- _Set exercise_
Restate the records below word for word.

- _Exercise material_
>>>

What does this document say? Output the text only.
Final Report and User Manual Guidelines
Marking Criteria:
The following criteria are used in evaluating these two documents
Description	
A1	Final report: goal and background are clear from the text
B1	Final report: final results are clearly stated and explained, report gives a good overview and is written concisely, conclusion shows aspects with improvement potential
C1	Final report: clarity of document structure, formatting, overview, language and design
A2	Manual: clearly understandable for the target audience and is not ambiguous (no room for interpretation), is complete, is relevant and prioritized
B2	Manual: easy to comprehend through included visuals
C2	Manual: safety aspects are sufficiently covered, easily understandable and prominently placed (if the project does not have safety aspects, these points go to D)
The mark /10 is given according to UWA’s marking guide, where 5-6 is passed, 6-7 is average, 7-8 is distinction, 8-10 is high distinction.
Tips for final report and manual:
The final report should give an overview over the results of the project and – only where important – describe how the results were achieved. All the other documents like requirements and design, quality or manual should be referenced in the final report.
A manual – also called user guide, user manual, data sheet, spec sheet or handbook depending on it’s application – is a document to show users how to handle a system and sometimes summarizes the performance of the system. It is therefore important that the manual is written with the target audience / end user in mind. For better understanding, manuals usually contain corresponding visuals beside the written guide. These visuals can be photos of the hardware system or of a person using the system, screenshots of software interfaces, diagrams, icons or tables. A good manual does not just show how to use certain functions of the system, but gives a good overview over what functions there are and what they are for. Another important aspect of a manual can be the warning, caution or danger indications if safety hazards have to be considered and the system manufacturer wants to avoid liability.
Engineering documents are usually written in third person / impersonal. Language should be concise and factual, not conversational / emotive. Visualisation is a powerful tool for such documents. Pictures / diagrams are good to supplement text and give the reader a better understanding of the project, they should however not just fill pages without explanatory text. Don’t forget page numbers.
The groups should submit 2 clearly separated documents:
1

<<<

- _The completed task_
What does this document say? Output the text only.
Final Report and User Manual Guidelines
Marking Criteria:
The following criteria are used in evaluating these two documents
Description	
A1	Final report: goal and background are clear from the text
B1	Final report: final results are clearly stated and explained, report gives a good overview and is written concisely, conclusion shows aspects with improvement potential
C1	Final report: clarity of document structure, formatting, overview, language and design
A2	Manual: clearly understandable for the target audience and is not ambiguous (no room for interpretation), is complete, is relevant and prioritized
B2	Manual: easy to comprehend through included visuals
C2	Manual: safety aspects are sufficiently covered, easily understandable and prominently placed (if the project does not have safety aspects, these points go to D)
The mark /10 is given according to UWA’s marking guide, where 5-6 is passed, 6-7 is average, 7-8 is distinction, 8-10 is high distinction.
Tips for final report and manual:
The final report should give an overview over the results of the project and – only where important – describe how the results were achieved. All the other documents like requirements and design, quality or manual should be referenced in the final report.
A manual – also called user guide, user manual, data sheet, spec sheet or handbook depending on it’s application – is a document to show users how to handle a system and sometimes summarizes the performance of the system. It is therefore important that the manual is written with the target audience / end user in mind. For better understanding, manuals usually contain corresponding visuals beside the written guide. These visuals can be photos of the hardware system or of a person using the system, screenshots of software interfaces, diagrams, icons or tables. A good manual does not just show how to use certain functions of the system, but gives a good overview over what functions there are and what they are for. Another important aspect of a manual can be the warning, caution or danger indications if safety hazards have to be considered and the system manufacturer wants to avoid liability.
Engineering documents are usually written in third person / impersonal. Language should be concise and factual, not conversational / emotive. Visualisation is a powerful tool for such documents. Pictures / diagrams are good to supplement text and give the reader a better understanding of the project, they should however not just fill pages without explanatory text. Don’t forget page numbers.
The groups should submit 2 clearly separated documents:
1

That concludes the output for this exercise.